Requirements :: Revise the records below by replacing "components" with "elements" and keeping everything else the same. Leave the pictures out of your answer.

Material for this task ::
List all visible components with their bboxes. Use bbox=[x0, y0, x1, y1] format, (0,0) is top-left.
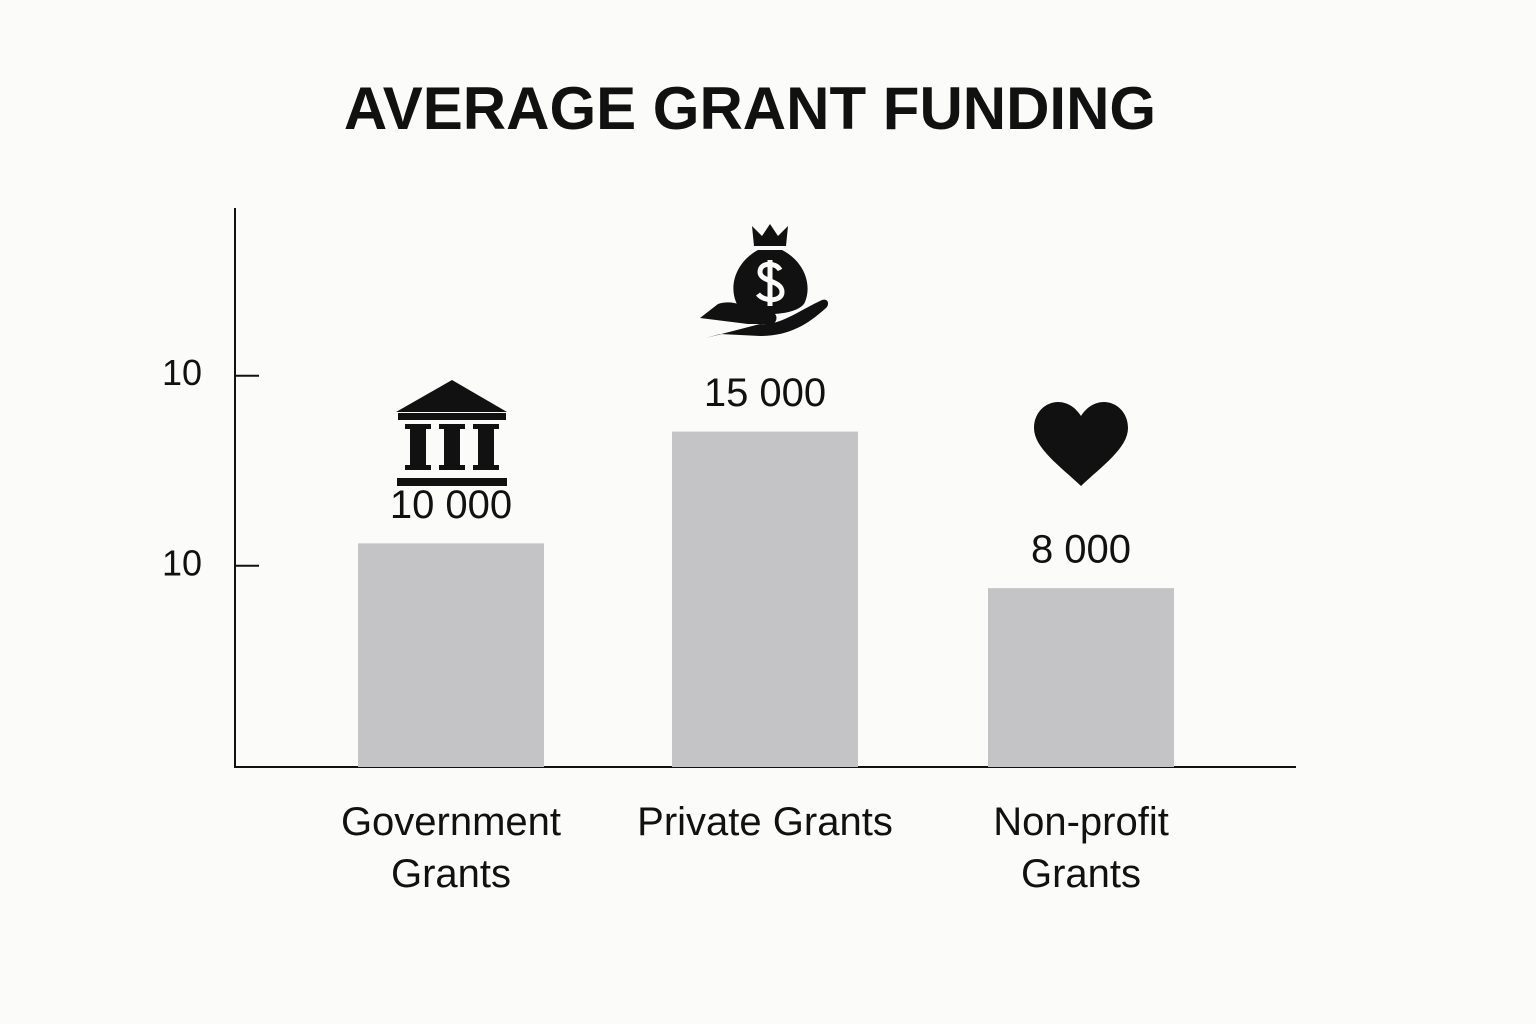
value-label: 8 000 bbox=[1031, 528, 1131, 572]
y-tick-label: 10 bbox=[162, 352, 202, 393]
heart-icon bbox=[1034, 402, 1128, 486]
x-tick-label: Non-profit Grants bbox=[993, 800, 1169, 896]
x-tick-label: Private Grants bbox=[637, 800, 893, 844]
value-label: 10 000 bbox=[390, 483, 512, 527]
x-tick-label: Government Grants bbox=[340, 800, 562, 896]
money-bag-icon bbox=[700, 224, 829, 338]
value-label: 15 000 bbox=[704, 371, 826, 415]
bar bbox=[358, 543, 544, 767]
bar bbox=[672, 431, 858, 767]
bar bbox=[988, 588, 1174, 767]
y-tick-label: 10 bbox=[162, 542, 202, 583]
bank-icon bbox=[396, 380, 507, 486]
chart-title: AVERAGE GRANT FUNDING bbox=[344, 75, 1156, 142]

Task answer ::
List all visible elements with their bboxes. Use bbox=[x0, y0, x1, y1] format, (0,0) is top-left.
value-label: 8 000 bbox=[1031, 528, 1131, 572]
y-tick-label: 10 bbox=[162, 352, 202, 393]
heart-icon bbox=[1034, 402, 1128, 486]
x-tick-label: Non-profit Grants bbox=[993, 800, 1169, 896]
x-tick-label: Private Grants bbox=[637, 800, 893, 844]
value-label: 10 000 bbox=[390, 483, 512, 527]
x-tick-label: Government Grants bbox=[340, 800, 562, 896]
money-bag-icon bbox=[700, 224, 829, 338]
value-label: 15 000 bbox=[704, 371, 826, 415]
bar bbox=[358, 543, 544, 767]
bar bbox=[672, 431, 858, 767]
bar bbox=[988, 588, 1174, 767]
y-tick-label: 10 bbox=[162, 542, 202, 583]
bank-icon bbox=[396, 380, 507, 486]
chart-title: AVERAGE GRANT FUNDING bbox=[344, 75, 1156, 142]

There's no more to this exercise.